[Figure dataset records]
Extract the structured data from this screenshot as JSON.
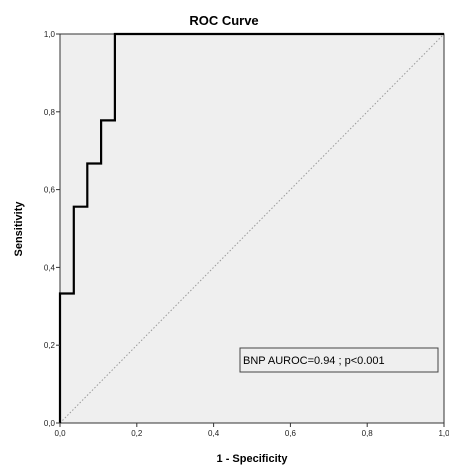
{
  "chart_data": {
    "type": "line",
    "title": "ROC Curve",
    "xlabel": "1 - Specificity",
    "ylabel": "Sensitivity",
    "xlim": [
      0,
      1
    ],
    "ylim": [
      0,
      1
    ],
    "x_ticks": [
      "0,0",
      "0,2",
      "0,4",
      "0,6",
      "0,8",
      "1,0"
    ],
    "y_ticks": [
      "0,0",
      "0,2",
      "0,4",
      "0,6",
      "0,8",
      "1,0"
    ],
    "grid": false,
    "series": [
      {
        "style": "solid",
        "x": [
          0.0,
          0.0,
          0.036,
          0.036,
          0.071,
          0.071,
          0.107,
          0.107,
          0.143,
          0.143,
          1.0
        ],
        "y": [
          0.0,
          0.333,
          0.333,
          0.556,
          0.556,
          0.667,
          0.667,
          0.778,
          0.778,
          1.0,
          1.0
        ]
      },
      {
        "style": "dotted",
        "x": [
          0,
          1
        ],
        "y": [
          0,
          1
        ]
      }
    ],
    "annotation": "BNP AUROC=0.94 ; p<0.001",
    "colors": {
      "plot_background": "#efefef",
      "curve": "#000000",
      "reference_line": "#9a9a9a"
    }
  }
}
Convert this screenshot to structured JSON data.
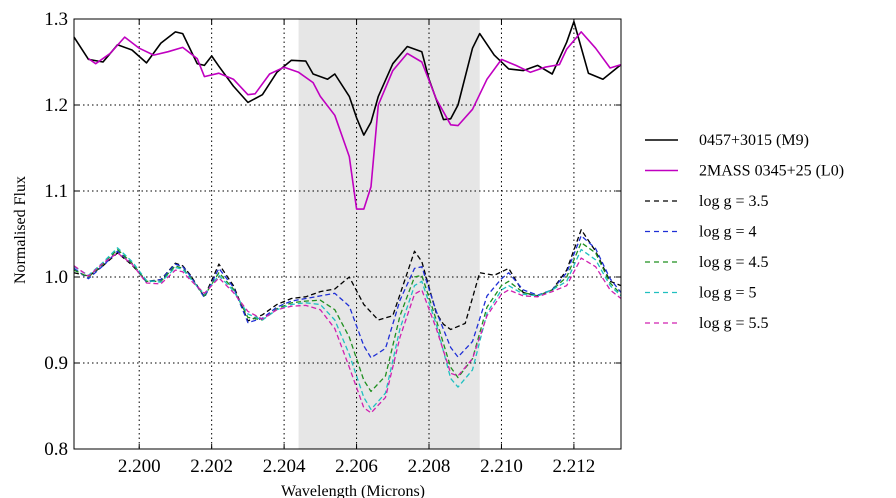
{
  "chart_data": {
    "type": "line",
    "xlabel": "Wavelength (Microns)",
    "ylabel": "Normalised Flux",
    "xlim": [
      2.1982,
      2.2133
    ],
    "ylim": [
      0.8,
      1.3
    ],
    "x_ticks": [
      2.2,
      2.202,
      2.204,
      2.206,
      2.208,
      2.21,
      2.212
    ],
    "x_tick_labels": [
      "2.200",
      "2.202",
      "2.204",
      "2.206",
      "2.208",
      "2.210",
      "2.212"
    ],
    "y_ticks": [
      0.8,
      0.9,
      1.0,
      1.1,
      1.2,
      1.3
    ],
    "y_tick_labels": [
      "0.8",
      "0.9",
      "1.0",
      "1.1",
      "1.2",
      "1.3"
    ],
    "grid": true,
    "legend_position": "right",
    "shaded_region": {
      "x0": 2.2044,
      "x1": 2.2094,
      "color": "#e6e6e6"
    },
    "series": [
      {
        "name": "0457+3015 (M9)",
        "color": "#000000",
        "style": "solid",
        "x": [
          2.1982,
          2.1986,
          2.199,
          2.1994,
          2.1998,
          2.2002,
          2.2006,
          2.201,
          2.2012,
          2.2016,
          2.2018,
          2.202,
          2.2022,
          2.2026,
          2.203,
          2.2034,
          2.2038,
          2.2042,
          2.2046,
          2.2048,
          2.2052,
          2.2054,
          2.2058,
          2.206,
          2.2062,
          2.2064,
          2.2066,
          2.207,
          2.2074,
          2.2078,
          2.208,
          2.2084,
          2.2086,
          2.2088,
          2.2092,
          2.2094,
          2.2098,
          2.2102,
          2.2106,
          2.211,
          2.2114,
          2.2118,
          2.212,
          2.2124,
          2.2128,
          2.2133
        ],
        "y": [
          1.279,
          1.253,
          1.25,
          1.27,
          1.264,
          1.249,
          1.272,
          1.285,
          1.283,
          1.248,
          1.246,
          1.257,
          1.245,
          1.222,
          1.203,
          1.212,
          1.238,
          1.252,
          1.251,
          1.236,
          1.23,
          1.236,
          1.21,
          1.185,
          1.165,
          1.18,
          1.21,
          1.248,
          1.268,
          1.262,
          1.23,
          1.183,
          1.184,
          1.2,
          1.266,
          1.283,
          1.258,
          1.242,
          1.24,
          1.246,
          1.236,
          1.273,
          1.297,
          1.237,
          1.23,
          1.247
        ]
      },
      {
        "name": "2MASS 0345+25 (L0)",
        "color": "#c000c0",
        "style": "solid",
        "x": [
          2.1986,
          2.1988,
          2.1992,
          2.1996,
          2.2,
          2.2004,
          2.2008,
          2.2012,
          2.2016,
          2.2018,
          2.2022,
          2.2026,
          2.203,
          2.2032,
          2.2036,
          2.204,
          2.2044,
          2.2048,
          2.205,
          2.2054,
          2.2058,
          2.206,
          2.2062,
          2.2064,
          2.2066,
          2.207,
          2.2074,
          2.2078,
          2.2082,
          2.2086,
          2.2088,
          2.2092,
          2.2096,
          2.21,
          2.2104,
          2.2108,
          2.2112,
          2.2116,
          2.2118,
          2.2122,
          2.2126,
          2.213,
          2.2133
        ],
        "y": [
          1.254,
          1.248,
          1.26,
          1.279,
          1.266,
          1.258,
          1.262,
          1.267,
          1.254,
          1.233,
          1.237,
          1.23,
          1.212,
          1.213,
          1.236,
          1.244,
          1.238,
          1.226,
          1.21,
          1.188,
          1.14,
          1.079,
          1.079,
          1.105,
          1.2,
          1.24,
          1.26,
          1.25,
          1.207,
          1.177,
          1.176,
          1.195,
          1.23,
          1.253,
          1.246,
          1.238,
          1.244,
          1.247,
          1.265,
          1.285,
          1.266,
          1.243,
          1.247
        ]
      },
      {
        "name": "log g = 3.5",
        "color": "#000000",
        "style": "dashed",
        "x": [
          2.1982,
          2.1986,
          2.199,
          2.1994,
          2.1998,
          2.2002,
          2.2006,
          2.201,
          2.2012,
          2.2014,
          2.2018,
          2.2022,
          2.2026,
          2.203,
          2.2034,
          2.2038,
          2.2042,
          2.2046,
          2.205,
          2.2054,
          2.2058,
          2.2062,
          2.2066,
          2.207,
          2.2074,
          2.2076,
          2.2078,
          2.2082,
          2.2084,
          2.2086,
          2.209,
          2.2094,
          2.2098,
          2.2102,
          2.2106,
          2.211,
          2.2114,
          2.2118,
          2.2122,
          2.2126,
          2.213,
          2.2133
        ],
        "y": [
          1.005,
          1.001,
          1.013,
          1.028,
          1.014,
          0.995,
          0.997,
          1.016,
          1.013,
          1.003,
          0.977,
          1.015,
          0.99,
          0.949,
          0.956,
          0.968,
          0.975,
          0.977,
          0.983,
          0.986,
          1.0,
          0.968,
          0.95,
          0.955,
          1.005,
          1.03,
          1.018,
          0.958,
          0.945,
          0.939,
          0.946,
          1.005,
          1.002,
          1.01,
          0.982,
          0.978,
          0.985,
          1.008,
          1.055,
          1.03,
          0.995,
          0.99
        ]
      },
      {
        "name": "log g = 4",
        "color": "#1f2fd6",
        "style": "dashed",
        "x": [
          2.1982,
          2.1986,
          2.199,
          2.1994,
          2.1998,
          2.2002,
          2.2006,
          2.201,
          2.2012,
          2.2014,
          2.2018,
          2.2022,
          2.2026,
          2.203,
          2.2034,
          2.2038,
          2.2042,
          2.2046,
          2.205,
          2.2054,
          2.2058,
          2.2062,
          2.2064,
          2.2068,
          2.2072,
          2.2076,
          2.2078,
          2.2082,
          2.2086,
          2.2088,
          2.2092,
          2.2096,
          2.21,
          2.2102,
          2.2106,
          2.211,
          2.2114,
          2.2118,
          2.2122,
          2.2126,
          2.213,
          2.2133
        ],
        "y": [
          1.01,
          0.998,
          1.013,
          1.03,
          1.016,
          0.994,
          0.997,
          1.015,
          1.012,
          1.002,
          0.976,
          1.01,
          0.988,
          0.947,
          0.952,
          0.965,
          0.972,
          0.975,
          0.978,
          0.981,
          0.966,
          0.92,
          0.906,
          0.917,
          0.973,
          1.01,
          1.012,
          0.96,
          0.918,
          0.907,
          0.925,
          0.978,
          0.998,
          1.005,
          0.985,
          0.979,
          0.985,
          1.005,
          1.048,
          1.033,
          0.998,
          0.982
        ]
      },
      {
        "name": "log g = 4.5",
        "color": "#1f8f1f",
        "style": "dashed",
        "x": [
          2.1982,
          2.1986,
          2.199,
          2.1994,
          2.1998,
          2.2002,
          2.2006,
          2.201,
          2.2012,
          2.2014,
          2.2018,
          2.2022,
          2.2026,
          2.203,
          2.2034,
          2.2038,
          2.2042,
          2.2046,
          2.205,
          2.2054,
          2.2058,
          2.2062,
          2.2064,
          2.2068,
          2.2072,
          2.2076,
          2.2078,
          2.2082,
          2.2086,
          2.2088,
          2.2092,
          2.2096,
          2.21,
          2.2102,
          2.2106,
          2.211,
          2.2114,
          2.2118,
          2.2122,
          2.2126,
          2.213,
          2.2133
        ],
        "y": [
          1.008,
          1.0,
          1.015,
          1.032,
          1.016,
          0.995,
          0.995,
          1.013,
          1.01,
          1.0,
          0.978,
          1.005,
          0.986,
          0.953,
          0.95,
          0.963,
          0.97,
          0.972,
          0.973,
          0.962,
          0.93,
          0.88,
          0.867,
          0.885,
          0.955,
          1.0,
          1.002,
          0.95,
          0.895,
          0.883,
          0.905,
          0.965,
          0.99,
          0.995,
          0.982,
          0.978,
          0.985,
          1.0,
          1.04,
          1.028,
          0.993,
          0.98
        ]
      },
      {
        "name": "log g = 5",
        "color": "#20c0c0",
        "style": "dashed",
        "x": [
          2.1982,
          2.1986,
          2.199,
          2.1994,
          2.1998,
          2.2002,
          2.2006,
          2.201,
          2.2012,
          2.2014,
          2.2018,
          2.2022,
          2.2026,
          2.203,
          2.2034,
          2.2038,
          2.2042,
          2.2046,
          2.205,
          2.2054,
          2.2058,
          2.2062,
          2.2064,
          2.2068,
          2.2072,
          2.2076,
          2.2078,
          2.2082,
          2.2086,
          2.2088,
          2.2092,
          2.2096,
          2.21,
          2.2102,
          2.2106,
          2.211,
          2.2114,
          2.2118,
          2.2122,
          2.2126,
          2.213,
          2.2133
        ],
        "y": [
          1.012,
          1.002,
          1.017,
          1.034,
          1.018,
          0.996,
          0.994,
          1.011,
          1.009,
          0.999,
          0.98,
          1.002,
          0.984,
          0.957,
          0.95,
          0.962,
          0.968,
          0.97,
          0.968,
          0.95,
          0.91,
          0.86,
          0.846,
          0.865,
          0.94,
          0.99,
          0.995,
          0.945,
          0.882,
          0.872,
          0.892,
          0.958,
          0.985,
          0.99,
          0.98,
          0.978,
          0.985,
          0.995,
          1.032,
          1.02,
          0.99,
          0.978
        ]
      },
      {
        "name": "log g = 5.5",
        "color": "#d020b0",
        "style": "dashed",
        "x": [
          2.1982,
          2.1986,
          2.199,
          2.1994,
          2.1998,
          2.2002,
          2.2006,
          2.201,
          2.2012,
          2.2014,
          2.2018,
          2.2022,
          2.2026,
          2.203,
          2.2034,
          2.2038,
          2.2042,
          2.2046,
          2.205,
          2.2054,
          2.2058,
          2.2062,
          2.2064,
          2.2068,
          2.2072,
          2.2076,
          2.2078,
          2.2082,
          2.2086,
          2.2088,
          2.2092,
          2.2096,
          2.21,
          2.2102,
          2.2106,
          2.211,
          2.2114,
          2.2118,
          2.2122,
          2.2126,
          2.213,
          2.2133
        ],
        "y": [
          1.013,
          1.001,
          1.016,
          1.028,
          1.015,
          0.993,
          0.992,
          1.008,
          1.006,
          0.997,
          0.981,
          0.999,
          0.982,
          0.96,
          0.951,
          0.962,
          0.966,
          0.967,
          0.962,
          0.94,
          0.895,
          0.848,
          0.842,
          0.86,
          0.93,
          0.98,
          0.985,
          0.94,
          0.888,
          0.885,
          0.905,
          0.955,
          0.98,
          0.985,
          0.978,
          0.977,
          0.983,
          0.99,
          1.022,
          1.012,
          0.985,
          0.975
        ]
      }
    ]
  }
}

■ **Exercise brief**
Copy out every line of the material above that mentions the word "xlabel".

■ **Reply**
    "xlabel": "1 - Specificity",
    "xlabel": "Wavelength (Microns)",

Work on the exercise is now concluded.